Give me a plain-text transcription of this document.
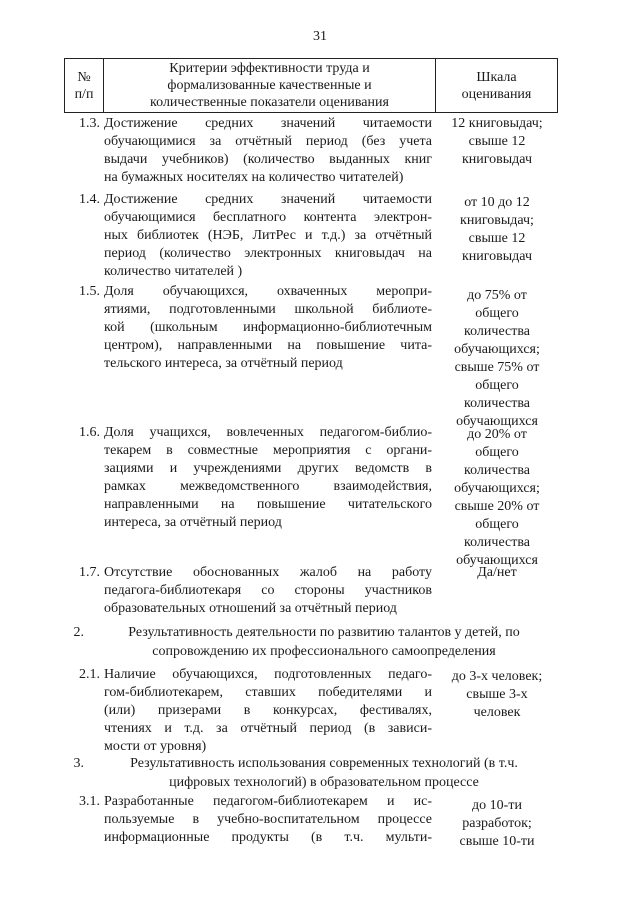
31
№
п/п
Критерии эффективности труда и
формализованные качественные и
количественные показатели оценивания
Шкала
оценивания
1.3. Достижение средних значений читаемости
обучающимися за отчётный период (без учета
выдачи учебников) (количество выданных книг
на бумажных носителях на количество читателей)
12 книговыдач;
свыше 12
книговыдач
1.4. Достижение средних значений читаемости
обучающимися бесплатного контента электрон-
ных библиотек (НЭБ, ЛитРес и т.д.) за отчётный
период (количество электронных книговыдач на
количество читателей )
от 10 до 12
книговыдач;
свыше 12
книговыдач
1.5. Доля обучающихся, охваченных меропри-
ятиями, подготовленными школьной библиоте-
кой (школьным информационно-библиотечным
центром), направленными на повышение чита-
тельского интереса, за отчётный период
до 75% от
общего
количества
обучающихся;
свыше 75% от
общего
количества
обучающихся
1.6. Доля учащихся, вовлеченных педагогом-библио-
текарем в совместные мероприятия с органи-
зациями и учреждениями других ведомств в
рамках межведомственного взаимодействия,
направленными на повышение читательского
интереса, за отчётный период
до 20% от
общего
количества
обучающихся;
свыше 20% от
общего
количества
обучающихся
1.7. Отсутствие обоснованных жалоб на работу
педагога-библиотекаря со стороны участников
образовательных отношений за отчётный период
Да/нет
2.	Результативность деятельности по развитию талантов у детей, по
сопровождению их профессионального самоопределения
2.1. Наличие обучающихся, подготовленных педаго-
гом-библиотекарем, ставших победителями и
(или) призерами в конкурсах, фестивалях,
чтениях и т.д. за отчётный период (в зависи-
мости от уровня)
до 3-х человек;
свыше 3-х
человек
3.	Результативность использования современных технологий (в т.ч.
цифровых технологий) в образовательном процессе
3.1. Разработанные педагогом-библиотекарем и ис-
пользуемые в учебно-воспитательном процессе
информационные продукты (в т.ч. мульти-
до 10-ти
разработок;
свыше 10-ти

* _Given task_: Transcribe the records word for word and include no pictures.

* _The answer_:
Give me a plain-text transcription of this document.
31
№
п/п
Критерии эффективности труда и
формализованные качественные и
количественные показатели оценивания
Шкала
оценивания
1.3. Достижение средних значений читаемости
обучающимися за отчётный период (без учета
выдачи учебников) (количество выданных книг
на бумажных носителях на количество читателей)
12 книговыдач;
свыше 12
книговыдач
1.4. Достижение средних значений читаемости
обучающимися бесплатного контента электрон-
ных библиотек (НЭБ, ЛитРес и т.д.) за отчётный
период (количество электронных книговыдач на
количество читателей )
от 10 до 12
книговыдач;
свыше 12
книговыдач
1.5. Доля обучающихся, охваченных меропри-
ятиями, подготовленными школьной библиоте-
кой (школьным информационно-библиотечным
центром), направленными на повышение чита-
тельского интереса, за отчётный период
до 75% от
общего
количества
обучающихся;
свыше 75% от
общего
количества
обучающихся
1.6. Доля учащихся, вовлеченных педагогом-библио-
текарем в совместные мероприятия с органи-
зациями и учреждениями других ведомств в
рамках межведомственного взаимодействия,
направленными на повышение читательского
интереса, за отчётный период
до 20% от
общего
количества
обучающихся;
свыше 20% от
общего
количества
обучающихся
1.7. Отсутствие обоснованных жалоб на работу
педагога-библиотекаря со стороны участников
образовательных отношений за отчётный период
Да/нет
2.	Результативность деятельности по развитию талантов у детей, по
сопровождению их профессионального самоопределения
2.1. Наличие обучающихся, подготовленных педаго-
гом-библиотекарем, ставших победителями и
(или) призерами в конкурсах, фестивалях,
чтениях и т.д. за отчётный период (в зависи-
мости от уровня)
до 3-х человек;
свыше 3-х
человек
3.	Результативность использования современных технологий (в т.ч.
цифровых технологий) в образовательном процессе
3.1. Разработанные педагогом-библиотекарем и ис-
пользуемые в учебно-воспитательном процессе
информационные продукты (в т.ч. мульти-
до 10-ти
разработок;
свыше 10-ти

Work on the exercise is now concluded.